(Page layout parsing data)
☆ ☆ ☆ ☆ ☆

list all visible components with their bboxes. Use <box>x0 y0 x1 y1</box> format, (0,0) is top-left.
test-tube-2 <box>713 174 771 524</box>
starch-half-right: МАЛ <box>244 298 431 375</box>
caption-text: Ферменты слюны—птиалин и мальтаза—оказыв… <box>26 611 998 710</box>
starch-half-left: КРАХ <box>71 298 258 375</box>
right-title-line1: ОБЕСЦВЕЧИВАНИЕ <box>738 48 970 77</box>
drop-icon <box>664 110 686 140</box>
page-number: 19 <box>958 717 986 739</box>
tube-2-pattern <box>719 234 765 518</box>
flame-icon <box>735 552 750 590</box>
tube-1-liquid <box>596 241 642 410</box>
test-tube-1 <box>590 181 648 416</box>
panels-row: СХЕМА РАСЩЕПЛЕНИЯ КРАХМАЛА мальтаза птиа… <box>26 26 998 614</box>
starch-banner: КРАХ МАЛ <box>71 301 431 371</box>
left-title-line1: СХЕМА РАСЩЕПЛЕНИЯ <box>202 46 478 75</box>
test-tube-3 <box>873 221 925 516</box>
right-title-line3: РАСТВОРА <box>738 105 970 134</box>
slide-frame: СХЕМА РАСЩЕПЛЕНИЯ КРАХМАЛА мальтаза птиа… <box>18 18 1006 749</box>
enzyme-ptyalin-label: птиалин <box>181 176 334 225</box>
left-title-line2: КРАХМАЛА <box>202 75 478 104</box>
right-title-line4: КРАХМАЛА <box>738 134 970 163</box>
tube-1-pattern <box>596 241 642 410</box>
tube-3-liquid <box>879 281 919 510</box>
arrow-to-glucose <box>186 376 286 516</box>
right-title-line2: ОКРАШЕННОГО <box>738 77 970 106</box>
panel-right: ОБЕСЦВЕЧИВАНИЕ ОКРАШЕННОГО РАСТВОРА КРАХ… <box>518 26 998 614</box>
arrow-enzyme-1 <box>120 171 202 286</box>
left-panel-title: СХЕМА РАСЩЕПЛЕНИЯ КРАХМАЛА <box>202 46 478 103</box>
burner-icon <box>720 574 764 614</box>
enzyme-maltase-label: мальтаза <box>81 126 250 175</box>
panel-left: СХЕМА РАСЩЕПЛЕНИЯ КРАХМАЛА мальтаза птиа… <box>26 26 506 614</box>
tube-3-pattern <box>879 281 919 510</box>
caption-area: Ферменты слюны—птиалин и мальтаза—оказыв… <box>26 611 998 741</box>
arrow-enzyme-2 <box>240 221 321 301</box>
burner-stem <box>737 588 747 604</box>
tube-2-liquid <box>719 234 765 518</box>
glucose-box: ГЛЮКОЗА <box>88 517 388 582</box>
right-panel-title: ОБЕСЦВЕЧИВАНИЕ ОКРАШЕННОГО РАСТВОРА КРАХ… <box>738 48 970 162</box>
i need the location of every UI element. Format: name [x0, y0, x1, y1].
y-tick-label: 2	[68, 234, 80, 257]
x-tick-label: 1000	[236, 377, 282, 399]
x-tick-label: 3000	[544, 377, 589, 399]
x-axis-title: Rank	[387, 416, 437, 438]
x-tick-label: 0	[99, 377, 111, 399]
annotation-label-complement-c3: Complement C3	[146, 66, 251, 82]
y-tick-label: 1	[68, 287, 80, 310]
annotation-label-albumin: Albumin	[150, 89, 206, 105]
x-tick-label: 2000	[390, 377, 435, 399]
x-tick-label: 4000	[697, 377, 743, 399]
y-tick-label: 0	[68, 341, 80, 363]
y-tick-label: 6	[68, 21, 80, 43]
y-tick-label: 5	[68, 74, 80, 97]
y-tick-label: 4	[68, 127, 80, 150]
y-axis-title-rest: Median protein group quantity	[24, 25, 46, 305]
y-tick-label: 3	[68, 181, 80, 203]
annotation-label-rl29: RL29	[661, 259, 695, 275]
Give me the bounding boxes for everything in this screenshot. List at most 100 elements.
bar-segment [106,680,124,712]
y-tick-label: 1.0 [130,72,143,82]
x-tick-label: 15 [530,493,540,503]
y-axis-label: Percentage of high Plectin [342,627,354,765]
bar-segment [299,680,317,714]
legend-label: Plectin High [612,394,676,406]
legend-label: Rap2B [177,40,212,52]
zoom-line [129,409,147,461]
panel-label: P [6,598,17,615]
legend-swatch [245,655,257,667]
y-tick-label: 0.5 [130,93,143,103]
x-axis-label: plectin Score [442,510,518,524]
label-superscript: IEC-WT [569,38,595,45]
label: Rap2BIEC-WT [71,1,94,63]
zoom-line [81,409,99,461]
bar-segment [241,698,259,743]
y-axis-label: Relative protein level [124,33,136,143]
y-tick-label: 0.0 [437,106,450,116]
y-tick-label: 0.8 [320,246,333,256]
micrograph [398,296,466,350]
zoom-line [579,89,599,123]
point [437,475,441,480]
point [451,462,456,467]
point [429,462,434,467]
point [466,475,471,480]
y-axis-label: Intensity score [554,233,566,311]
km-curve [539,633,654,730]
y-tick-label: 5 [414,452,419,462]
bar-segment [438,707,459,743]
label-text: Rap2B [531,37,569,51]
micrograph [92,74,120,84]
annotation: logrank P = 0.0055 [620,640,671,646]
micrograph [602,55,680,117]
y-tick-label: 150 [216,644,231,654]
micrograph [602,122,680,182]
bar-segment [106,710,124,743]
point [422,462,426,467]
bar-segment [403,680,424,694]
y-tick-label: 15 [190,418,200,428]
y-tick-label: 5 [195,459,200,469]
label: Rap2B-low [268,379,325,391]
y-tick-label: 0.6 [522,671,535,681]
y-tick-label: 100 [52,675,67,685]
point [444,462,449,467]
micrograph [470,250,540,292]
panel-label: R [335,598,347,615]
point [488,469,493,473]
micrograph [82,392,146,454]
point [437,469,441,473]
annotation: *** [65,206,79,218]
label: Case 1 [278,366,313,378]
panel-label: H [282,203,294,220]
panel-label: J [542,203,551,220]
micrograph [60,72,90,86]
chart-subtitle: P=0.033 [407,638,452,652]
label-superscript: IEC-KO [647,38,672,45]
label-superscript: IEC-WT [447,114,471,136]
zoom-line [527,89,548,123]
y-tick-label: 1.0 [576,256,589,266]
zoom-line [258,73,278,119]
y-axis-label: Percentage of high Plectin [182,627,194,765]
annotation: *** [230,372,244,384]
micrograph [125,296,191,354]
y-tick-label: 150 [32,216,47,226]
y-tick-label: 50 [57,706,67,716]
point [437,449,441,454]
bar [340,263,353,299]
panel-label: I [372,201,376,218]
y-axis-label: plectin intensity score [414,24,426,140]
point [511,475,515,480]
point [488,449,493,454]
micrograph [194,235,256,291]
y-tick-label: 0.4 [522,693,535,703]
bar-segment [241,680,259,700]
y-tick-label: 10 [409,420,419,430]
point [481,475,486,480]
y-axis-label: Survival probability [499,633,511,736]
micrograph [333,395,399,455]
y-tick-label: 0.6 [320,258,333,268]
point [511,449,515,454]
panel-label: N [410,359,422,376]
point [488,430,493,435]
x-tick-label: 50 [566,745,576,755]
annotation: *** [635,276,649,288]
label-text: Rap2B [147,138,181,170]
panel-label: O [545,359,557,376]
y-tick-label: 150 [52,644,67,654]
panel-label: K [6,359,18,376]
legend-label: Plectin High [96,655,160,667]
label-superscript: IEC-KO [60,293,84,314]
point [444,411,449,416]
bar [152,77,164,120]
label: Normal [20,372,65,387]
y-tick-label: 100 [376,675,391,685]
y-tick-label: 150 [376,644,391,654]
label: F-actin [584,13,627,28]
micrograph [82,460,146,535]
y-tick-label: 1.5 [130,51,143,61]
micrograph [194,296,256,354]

☆ ☆ ☆ ☆ ☆

**Exercise**
Set down the records above once more, exactly as given.

**Reply**
list all visible components with their bboxes. Use <box>x0 y0 x1 y1</box> format, (0,0) is top-left.
test-tube-2 <box>713 174 771 524</box>
starch-half-right: МАЛ <box>244 298 431 375</box>
caption-text: Ферменты слюны—птиалин и мальтаза—оказыв… <box>26 611 998 710</box>
starch-half-left: КРАХ <box>71 298 258 375</box>
right-title-line1: ОБЕСЦВЕЧИВАНИЕ <box>738 48 970 77</box>
drop-icon <box>664 110 686 140</box>
page-number: 19 <box>958 717 986 739</box>
tube-2-pattern <box>719 234 765 518</box>
flame-icon <box>735 552 750 590</box>
tube-1-liquid <box>596 241 642 410</box>
test-tube-1 <box>590 181 648 416</box>
panels-row: СХЕМА РАСЩЕПЛЕНИЯ КРАХМАЛА мальтаза птиа… <box>26 26 998 614</box>
starch-banner: КРАХ МАЛ <box>71 301 431 371</box>
left-title-line1: СХЕМА РАСЩЕПЛЕНИЯ <box>202 46 478 75</box>
test-tube-3 <box>873 221 925 516</box>
right-title-line3: РАСТВОРА <box>738 105 970 134</box>
slide-frame: СХЕМА РАСЩЕПЛЕНИЯ КРАХМАЛА мальтаза птиа… <box>18 18 1006 749</box>
enzyme-ptyalin-label: птиалин <box>181 176 334 225</box>
left-title-line2: КРАХМАЛА <box>202 75 478 104</box>
right-title-line4: КРАХМАЛА <box>738 134 970 163</box>
tube-1-pattern <box>596 241 642 410</box>
tube-3-liquid <box>879 281 919 510</box>
arrow-to-glucose <box>186 376 286 516</box>
right-title-line2: ОКРАШЕННОГО <box>738 77 970 106</box>
panel-right: ОБЕСЦВЕЧИВАНИЕ ОКРАШЕННОГО РАСТВОРА КРАХ… <box>518 26 998 614</box>
arrow-enzyme-1 <box>120 171 202 286</box>
left-panel-title: СХЕМА РАСЩЕПЛЕНИЯ КРАХМАЛА <box>202 46 478 103</box>
burner-icon <box>720 574 764 614</box>
enzyme-maltase-label: мальтаза <box>81 126 250 175</box>
panel-left: СХЕМА РАСЩЕПЛЕНИЯ КРАХМАЛА мальтаза птиа… <box>26 26 506 614</box>
tube-3-pattern <box>879 281 919 510</box>
caption-area: Ферменты слюны—птиалин и мальтаза—оказыв… <box>26 611 998 741</box>
arrow-enzyme-2 <box>240 221 321 301</box>
burner-stem <box>737 588 747 604</box>
tube-2-liquid <box>719 234 765 518</box>
glucose-box: ГЛЮКОЗА <box>88 517 388 582</box>
right-panel-title: ОБЕСЦВЕЧИВАНИЕ ОКРАШЕННОГО РАСТВОРА КРАХ… <box>738 48 970 162</box>
i need the location of every UI element. Format: name [x0, y0, x1, y1].
y-tick-label: 2	[68, 234, 80, 257]
x-tick-label: 1000	[236, 377, 282, 399]
x-tick-label: 3000	[544, 377, 589, 399]
x-axis-title: Rank	[387, 416, 437, 438]
x-tick-label: 0	[99, 377, 111, 399]
annotation-label-complement-c3: Complement C3	[146, 66, 251, 82]
y-tick-label: 1	[68, 287, 80, 310]
annotation-label-albumin: Albumin	[150, 89, 206, 105]
x-tick-label: 2000	[390, 377, 435, 399]
x-tick-label: 4000	[697, 377, 743, 399]
y-tick-label: 0	[68, 341, 80, 363]
y-tick-label: 6	[68, 21, 80, 43]
y-tick-label: 5	[68, 74, 80, 97]
y-tick-label: 4	[68, 127, 80, 150]
y-axis-title-rest: Median protein group quantity	[24, 25, 46, 305]
y-tick-label: 3	[68, 181, 80, 203]
annotation-label-rl29: RL29	[661, 259, 695, 275]
Give me the bounding boxes for everything in this screenshot. List at most 100 elements.
bar-segment [106,680,124,712]
y-tick-label: 1.0 [130,72,143,82]
x-tick-label: 15 [530,493,540,503]
y-axis-label: Percentage of high Plectin [342,627,354,765]
bar-segment [299,680,317,714]
legend-label: Plectin High [612,394,676,406]
legend-label: Rap2B [177,40,212,52]
zoom-line [129,409,147,461]
panel-label: P [6,598,17,615]
legend-swatch [245,655,257,667]
y-tick-label: 0.5 [130,93,143,103]
x-axis-label: plectin Score [442,510,518,524]
label-superscript: IEC-WT [569,38,595,45]
label: Rap2BIEC-WT [71,1,94,63]
zoom-line [81,409,99,461]
bar-segment [241,698,259,743]
y-axis-label: Relative protein level [124,33,136,143]
y-tick-label: 0.0 [437,106,450,116]
y-tick-label: 0.8 [320,246,333,256]
micrograph [398,296,466,350]
zoom-line [579,89,599,123]
point [437,475,441,480]
point [451,462,456,467]
point [429,462,434,467]
point [466,475,471,480]
y-axis-label: Intensity score [554,233,566,311]
km-curve [539,633,654,730]
y-tick-label: 5 [414,452,419,462]
bar-segment [438,707,459,743]
label-text: Rap2B [531,37,569,51]
micrograph [92,74,120,84]
annotation: logrank P = 0.0055 [620,640,671,646]
micrograph [602,55,680,117]
y-tick-label: 150 [216,644,231,654]
micrograph [602,122,680,182]
bar-segment [106,710,124,743]
point [422,462,426,467]
bar-segment [403,680,424,694]
y-tick-label: 15 [190,418,200,428]
y-tick-label: 5 [195,459,200,469]
label: Rap2B-low [268,379,325,391]
y-tick-label: 0.6 [522,671,535,681]
y-tick-label: 100 [52,675,67,685]
point [444,462,449,467]
micrograph [470,250,540,292]
panel-label: R [335,598,347,615]
point [488,469,493,473]
micrograph [82,392,146,454]
point [437,469,441,473]
annotation: *** [65,206,79,218]
label: Case 1 [278,366,313,378]
panel-label: H [282,203,294,220]
panel-label: J [542,203,551,220]
micrograph [60,72,90,86]
chart-subtitle: P=0.033 [407,638,452,652]
label-superscript: IEC-KO [647,38,672,45]
label-superscript: IEC-WT [447,114,471,136]
zoom-line [527,89,548,123]
y-tick-label: 1.0 [576,256,589,266]
zoom-line [258,73,278,119]
y-axis-label: Percentage of high Plectin [182,627,194,765]
annotation: *** [230,372,244,384]
micrograph [125,296,191,354]
y-tick-label: 150 [32,216,47,226]
y-tick-label: 50 [57,706,67,716]
point [437,449,441,454]
bar [340,263,353,299]
panel-label: I [372,201,376,218]
y-axis-label: plectin intensity score [414,24,426,140]
point [511,475,515,480]
point [488,449,493,454]
micrograph [194,235,256,291]
y-tick-label: 0.4 [522,693,535,703]
bar-segment [241,680,259,700]
y-tick-label: 10 [409,420,419,430]
point [481,475,486,480]
y-axis-label: Survival probability [499,633,511,736]
micrograph [333,395,399,455]
y-tick-label: 0.6 [320,258,333,268]
point [511,449,515,454]
panel-label: N [410,359,422,376]
point [488,430,493,435]
x-tick-label: 50 [566,745,576,755]
annotation: *** [635,276,649,288]
label-text: Rap2B [147,138,181,170]
panel-label: O [545,359,557,376]
y-tick-label: 150 [52,644,67,654]
panel-label: K [6,359,18,376]
legend-label: Plectin High [96,655,160,667]
label-superscript: IEC-KO [60,293,84,314]
point [444,411,449,416]
bar [152,77,164,120]
label: Normal [20,372,65,387]
y-tick-label: 100 [376,675,391,685]
y-tick-label: 150 [376,644,391,654]
label: F-actin [584,13,627,28]
micrograph [82,460,146,535]
y-tick-label: 1.5 [130,51,143,61]
micrograph [194,296,256,354]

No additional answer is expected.